_Listed records_.
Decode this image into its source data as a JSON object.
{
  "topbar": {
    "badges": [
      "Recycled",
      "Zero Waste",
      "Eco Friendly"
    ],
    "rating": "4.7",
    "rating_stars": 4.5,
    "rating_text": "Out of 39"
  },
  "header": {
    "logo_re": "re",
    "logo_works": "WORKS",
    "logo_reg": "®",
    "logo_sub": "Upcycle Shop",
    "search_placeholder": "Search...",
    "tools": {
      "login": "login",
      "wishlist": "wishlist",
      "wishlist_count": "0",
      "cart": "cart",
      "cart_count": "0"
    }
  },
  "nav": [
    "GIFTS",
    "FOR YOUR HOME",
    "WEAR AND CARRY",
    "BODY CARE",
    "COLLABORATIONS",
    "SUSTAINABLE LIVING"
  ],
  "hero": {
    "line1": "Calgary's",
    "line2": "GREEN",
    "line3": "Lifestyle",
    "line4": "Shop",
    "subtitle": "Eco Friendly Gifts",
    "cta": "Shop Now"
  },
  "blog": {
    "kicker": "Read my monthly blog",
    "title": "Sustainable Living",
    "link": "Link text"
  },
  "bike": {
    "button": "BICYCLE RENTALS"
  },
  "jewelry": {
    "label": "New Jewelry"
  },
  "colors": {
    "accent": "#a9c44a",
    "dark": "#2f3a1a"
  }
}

_Do this_. All entries shown above should be printed again exactly.

_Answer_.
Decode this image into its source data as a JSON object.
{
  "topbar": {
    "badges": [
      "Recycled",
      "Zero Waste",
      "Eco Friendly"
    ],
    "rating": "4.7",
    "rating_stars": 4.5,
    "rating_text": "Out of 39"
  },
  "header": {
    "logo_re": "re",
    "logo_works": "WORKS",
    "logo_reg": "®",
    "logo_sub": "Upcycle Shop",
    "search_placeholder": "Search...",
    "tools": {
      "login": "login",
      "wishlist": "wishlist",
      "wishlist_count": "0",
      "cart": "cart",
      "cart_count": "0"
    }
  },
  "nav": [
    "GIFTS",
    "FOR YOUR HOME",
    "WEAR AND CARRY",
    "BODY CARE",
    "COLLABORATIONS",
    "SUSTAINABLE LIVING"
  ],
  "hero": {
    "line1": "Calgary's",
    "line2": "GREEN",
    "line3": "Lifestyle",
    "line4": "Shop",
    "subtitle": "Eco Friendly Gifts",
    "cta": "Shop Now"
  },
  "blog": {
    "kicker": "Read my monthly blog",
    "title": "Sustainable Living",
    "link": "Link text"
  },
  "bike": {
    "button": "BICYCLE RENTALS"
  },
  "jewelry": {
    "label": "New Jewelry"
  },
  "colors": {
    "accent": "#a9c44a",
    "dark": "#2f3a1a"
  }
}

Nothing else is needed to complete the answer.